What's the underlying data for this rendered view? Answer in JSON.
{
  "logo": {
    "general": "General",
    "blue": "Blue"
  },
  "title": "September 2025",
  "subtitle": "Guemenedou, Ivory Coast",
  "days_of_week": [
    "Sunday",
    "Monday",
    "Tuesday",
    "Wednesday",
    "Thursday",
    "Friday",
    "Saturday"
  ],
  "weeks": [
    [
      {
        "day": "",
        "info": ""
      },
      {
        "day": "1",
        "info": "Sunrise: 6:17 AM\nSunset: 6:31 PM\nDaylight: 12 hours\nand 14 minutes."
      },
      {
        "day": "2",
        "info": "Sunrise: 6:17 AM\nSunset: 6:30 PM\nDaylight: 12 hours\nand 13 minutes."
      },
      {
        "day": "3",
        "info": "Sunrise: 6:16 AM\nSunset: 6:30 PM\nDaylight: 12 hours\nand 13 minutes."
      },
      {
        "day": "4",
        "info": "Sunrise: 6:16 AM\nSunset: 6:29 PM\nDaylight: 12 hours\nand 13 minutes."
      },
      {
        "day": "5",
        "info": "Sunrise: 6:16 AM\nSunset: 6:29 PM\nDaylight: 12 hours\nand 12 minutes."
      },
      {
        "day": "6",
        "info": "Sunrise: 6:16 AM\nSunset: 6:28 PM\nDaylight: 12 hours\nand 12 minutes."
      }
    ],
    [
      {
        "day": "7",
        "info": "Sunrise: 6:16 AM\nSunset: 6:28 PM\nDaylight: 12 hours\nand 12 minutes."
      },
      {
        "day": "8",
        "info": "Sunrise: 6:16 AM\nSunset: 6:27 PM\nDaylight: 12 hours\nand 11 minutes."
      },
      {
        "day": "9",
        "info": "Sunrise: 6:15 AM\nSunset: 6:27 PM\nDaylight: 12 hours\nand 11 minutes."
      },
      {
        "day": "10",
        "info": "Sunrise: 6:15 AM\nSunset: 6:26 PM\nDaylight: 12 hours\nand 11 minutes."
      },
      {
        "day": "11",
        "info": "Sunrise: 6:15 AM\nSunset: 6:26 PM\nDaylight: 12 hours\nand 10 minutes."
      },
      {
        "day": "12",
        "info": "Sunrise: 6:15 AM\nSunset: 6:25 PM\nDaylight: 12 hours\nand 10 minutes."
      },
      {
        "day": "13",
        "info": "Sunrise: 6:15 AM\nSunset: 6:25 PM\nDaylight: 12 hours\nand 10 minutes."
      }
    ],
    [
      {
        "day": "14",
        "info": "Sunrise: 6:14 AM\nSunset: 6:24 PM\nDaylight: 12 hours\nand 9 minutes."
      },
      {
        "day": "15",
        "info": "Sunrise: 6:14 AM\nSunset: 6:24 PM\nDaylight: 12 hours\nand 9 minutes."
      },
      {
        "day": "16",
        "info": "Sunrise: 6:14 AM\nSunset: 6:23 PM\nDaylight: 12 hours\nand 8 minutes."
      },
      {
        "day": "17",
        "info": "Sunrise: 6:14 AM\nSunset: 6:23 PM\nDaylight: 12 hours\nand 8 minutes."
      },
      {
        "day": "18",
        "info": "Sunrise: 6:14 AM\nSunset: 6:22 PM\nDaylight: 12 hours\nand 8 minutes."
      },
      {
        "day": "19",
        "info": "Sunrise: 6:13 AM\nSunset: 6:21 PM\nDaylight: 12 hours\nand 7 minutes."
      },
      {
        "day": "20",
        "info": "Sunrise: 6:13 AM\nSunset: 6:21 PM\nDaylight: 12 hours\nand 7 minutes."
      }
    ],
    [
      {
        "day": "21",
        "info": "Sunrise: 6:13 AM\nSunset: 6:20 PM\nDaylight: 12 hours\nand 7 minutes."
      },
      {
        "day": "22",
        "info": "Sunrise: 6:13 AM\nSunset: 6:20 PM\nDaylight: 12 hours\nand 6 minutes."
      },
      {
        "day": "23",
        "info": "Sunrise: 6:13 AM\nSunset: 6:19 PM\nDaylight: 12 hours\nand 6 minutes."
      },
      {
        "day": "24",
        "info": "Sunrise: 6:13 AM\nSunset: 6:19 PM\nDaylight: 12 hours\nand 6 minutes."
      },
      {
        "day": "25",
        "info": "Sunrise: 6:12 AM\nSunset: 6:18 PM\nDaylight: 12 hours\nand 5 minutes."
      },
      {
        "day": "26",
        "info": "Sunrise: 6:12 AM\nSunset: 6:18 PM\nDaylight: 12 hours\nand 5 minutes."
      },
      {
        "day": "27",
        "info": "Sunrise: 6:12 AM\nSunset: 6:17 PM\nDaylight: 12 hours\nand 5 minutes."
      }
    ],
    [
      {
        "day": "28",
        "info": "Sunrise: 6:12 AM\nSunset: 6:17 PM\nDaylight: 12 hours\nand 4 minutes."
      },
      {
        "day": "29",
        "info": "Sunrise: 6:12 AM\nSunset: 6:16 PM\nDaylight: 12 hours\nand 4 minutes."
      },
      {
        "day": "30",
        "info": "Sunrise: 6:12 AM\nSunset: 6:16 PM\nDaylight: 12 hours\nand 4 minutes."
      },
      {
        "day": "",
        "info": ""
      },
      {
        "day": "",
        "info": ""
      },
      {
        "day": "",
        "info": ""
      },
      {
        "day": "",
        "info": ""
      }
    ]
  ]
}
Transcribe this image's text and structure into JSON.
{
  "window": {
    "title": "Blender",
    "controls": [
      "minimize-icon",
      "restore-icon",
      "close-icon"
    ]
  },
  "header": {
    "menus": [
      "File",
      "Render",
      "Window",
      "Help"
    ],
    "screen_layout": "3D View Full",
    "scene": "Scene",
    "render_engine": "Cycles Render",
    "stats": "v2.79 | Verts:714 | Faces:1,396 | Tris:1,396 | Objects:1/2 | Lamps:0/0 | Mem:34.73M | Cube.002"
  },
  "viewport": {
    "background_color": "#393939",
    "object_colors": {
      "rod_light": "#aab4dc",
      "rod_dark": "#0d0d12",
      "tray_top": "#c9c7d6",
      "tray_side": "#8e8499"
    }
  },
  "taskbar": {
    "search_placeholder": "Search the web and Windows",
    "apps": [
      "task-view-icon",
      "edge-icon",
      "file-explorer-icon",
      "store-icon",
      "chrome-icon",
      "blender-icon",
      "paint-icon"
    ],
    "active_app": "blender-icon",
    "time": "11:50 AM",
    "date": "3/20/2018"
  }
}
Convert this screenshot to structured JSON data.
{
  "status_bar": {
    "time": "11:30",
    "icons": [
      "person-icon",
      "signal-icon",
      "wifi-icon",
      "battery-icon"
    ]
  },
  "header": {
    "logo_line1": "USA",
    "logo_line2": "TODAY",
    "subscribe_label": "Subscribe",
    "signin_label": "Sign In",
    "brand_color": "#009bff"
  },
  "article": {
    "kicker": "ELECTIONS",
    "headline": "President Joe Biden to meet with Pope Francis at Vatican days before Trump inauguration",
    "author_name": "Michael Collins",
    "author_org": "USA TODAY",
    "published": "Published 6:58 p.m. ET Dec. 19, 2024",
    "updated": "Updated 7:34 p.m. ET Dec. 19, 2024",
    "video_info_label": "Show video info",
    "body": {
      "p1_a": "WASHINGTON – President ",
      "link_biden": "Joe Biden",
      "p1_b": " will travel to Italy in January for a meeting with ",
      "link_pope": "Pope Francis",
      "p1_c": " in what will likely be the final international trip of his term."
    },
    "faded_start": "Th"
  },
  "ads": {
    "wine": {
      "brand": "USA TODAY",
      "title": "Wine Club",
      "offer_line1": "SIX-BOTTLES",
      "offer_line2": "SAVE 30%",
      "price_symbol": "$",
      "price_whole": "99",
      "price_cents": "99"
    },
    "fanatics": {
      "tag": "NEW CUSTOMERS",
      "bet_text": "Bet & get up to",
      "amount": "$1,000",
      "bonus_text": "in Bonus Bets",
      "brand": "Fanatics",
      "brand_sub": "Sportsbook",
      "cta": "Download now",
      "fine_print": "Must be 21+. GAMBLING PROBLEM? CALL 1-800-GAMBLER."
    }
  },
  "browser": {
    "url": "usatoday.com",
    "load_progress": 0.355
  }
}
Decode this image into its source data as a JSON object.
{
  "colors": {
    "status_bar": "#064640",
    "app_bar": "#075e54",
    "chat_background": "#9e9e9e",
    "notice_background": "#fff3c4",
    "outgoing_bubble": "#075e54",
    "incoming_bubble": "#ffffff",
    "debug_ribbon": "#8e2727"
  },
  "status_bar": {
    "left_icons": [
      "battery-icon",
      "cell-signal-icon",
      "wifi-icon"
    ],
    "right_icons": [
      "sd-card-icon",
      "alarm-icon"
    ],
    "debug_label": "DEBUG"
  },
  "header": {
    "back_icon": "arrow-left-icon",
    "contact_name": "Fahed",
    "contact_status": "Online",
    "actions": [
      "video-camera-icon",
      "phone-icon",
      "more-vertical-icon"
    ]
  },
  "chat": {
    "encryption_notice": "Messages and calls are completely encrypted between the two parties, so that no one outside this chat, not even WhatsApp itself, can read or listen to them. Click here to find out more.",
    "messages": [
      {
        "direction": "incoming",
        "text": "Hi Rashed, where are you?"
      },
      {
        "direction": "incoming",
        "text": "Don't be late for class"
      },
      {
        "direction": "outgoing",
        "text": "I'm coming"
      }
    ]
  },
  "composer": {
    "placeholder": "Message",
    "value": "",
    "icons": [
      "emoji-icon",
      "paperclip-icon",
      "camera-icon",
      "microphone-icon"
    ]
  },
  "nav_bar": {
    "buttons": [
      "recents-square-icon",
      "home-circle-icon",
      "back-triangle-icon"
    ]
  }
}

### [Goal]
From the material above, copy each line that includes the word "data".

### [Task output]
What's the underlying data for this rendered view? Answer in JSON.
Convert this screenshot to structured JSON data.
Decode this image into its source data as a JSON object.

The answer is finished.